**Work instructions:** Extract every one of the lines below verbatim, keeping each character and the order unchanged.

**Dataset records:**

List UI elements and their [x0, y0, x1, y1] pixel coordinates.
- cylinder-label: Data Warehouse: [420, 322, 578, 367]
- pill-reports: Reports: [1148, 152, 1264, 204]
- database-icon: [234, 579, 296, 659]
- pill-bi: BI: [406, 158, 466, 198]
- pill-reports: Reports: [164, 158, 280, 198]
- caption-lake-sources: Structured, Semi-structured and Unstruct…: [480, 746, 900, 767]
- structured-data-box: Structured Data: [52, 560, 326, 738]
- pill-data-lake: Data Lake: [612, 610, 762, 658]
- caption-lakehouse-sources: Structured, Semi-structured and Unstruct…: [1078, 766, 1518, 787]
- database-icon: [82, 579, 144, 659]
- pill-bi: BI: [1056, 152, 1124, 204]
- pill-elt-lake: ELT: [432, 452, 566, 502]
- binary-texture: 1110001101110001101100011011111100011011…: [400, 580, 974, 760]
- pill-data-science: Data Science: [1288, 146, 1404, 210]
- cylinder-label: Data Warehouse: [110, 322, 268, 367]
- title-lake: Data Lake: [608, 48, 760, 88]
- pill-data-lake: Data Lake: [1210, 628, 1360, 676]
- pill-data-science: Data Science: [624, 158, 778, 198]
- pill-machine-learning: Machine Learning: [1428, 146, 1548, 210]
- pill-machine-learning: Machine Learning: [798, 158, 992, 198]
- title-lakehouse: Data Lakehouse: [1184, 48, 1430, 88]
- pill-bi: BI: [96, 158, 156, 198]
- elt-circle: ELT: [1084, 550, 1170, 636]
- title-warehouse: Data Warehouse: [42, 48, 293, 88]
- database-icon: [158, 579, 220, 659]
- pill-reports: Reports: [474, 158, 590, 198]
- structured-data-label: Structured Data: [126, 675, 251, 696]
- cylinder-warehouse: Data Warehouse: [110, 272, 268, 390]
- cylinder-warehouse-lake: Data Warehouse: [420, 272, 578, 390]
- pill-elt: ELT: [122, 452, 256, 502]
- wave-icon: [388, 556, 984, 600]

**Complete answer:**
List UI elements and their [x0, y0, x1, y1] pixel coordinates.
- cylinder-label: Data Warehouse: [420, 322, 578, 367]
- pill-reports: Reports: [1148, 152, 1264, 204]
- database-icon: [234, 579, 296, 659]
- pill-bi: BI: [406, 158, 466, 198]
- pill-reports: Reports: [164, 158, 280, 198]
- caption-lake-sources: Structured, Semi-structured and Unstruct…: [480, 746, 900, 767]
- structured-data-box: Structured Data: [52, 560, 326, 738]
- pill-data-lake: Data Lake: [612, 610, 762, 658]
- caption-lakehouse-sources: Structured, Semi-structured and Unstruct…: [1078, 766, 1518, 787]
- database-icon: [82, 579, 144, 659]
- pill-bi: BI: [1056, 152, 1124, 204]
- pill-elt-lake: ELT: [432, 452, 566, 502]
- binary-texture: 1110001101110001101100011011111100011011…: [400, 580, 974, 760]
- pill-data-science: Data Science: [1288, 146, 1404, 210]
- cylinder-label: Data Warehouse: [110, 322, 268, 367]
- title-lake: Data Lake: [608, 48, 760, 88]
- pill-data-lake: Data Lake: [1210, 628, 1360, 676]
- pill-data-science: Data Science: [624, 158, 778, 198]
- pill-machine-learning: Machine Learning: [1428, 146, 1548, 210]
- pill-machine-learning: Machine Learning: [798, 158, 992, 198]
- title-lakehouse: Data Lakehouse: [1184, 48, 1430, 88]
- pill-bi: BI: [96, 158, 156, 198]
- elt-circle: ELT: [1084, 550, 1170, 636]
- title-warehouse: Data Warehouse: [42, 48, 293, 88]
- database-icon: [158, 579, 220, 659]
- pill-reports: Reports: [474, 158, 590, 198]
- structured-data-label: Structured Data: [126, 675, 251, 696]
- cylinder-warehouse: Data Warehouse: [110, 272, 268, 390]
- cylinder-warehouse-lake: Data Warehouse: [420, 272, 578, 390]
- pill-elt: ELT: [122, 452, 256, 502]
- wave-icon: [388, 556, 984, 600]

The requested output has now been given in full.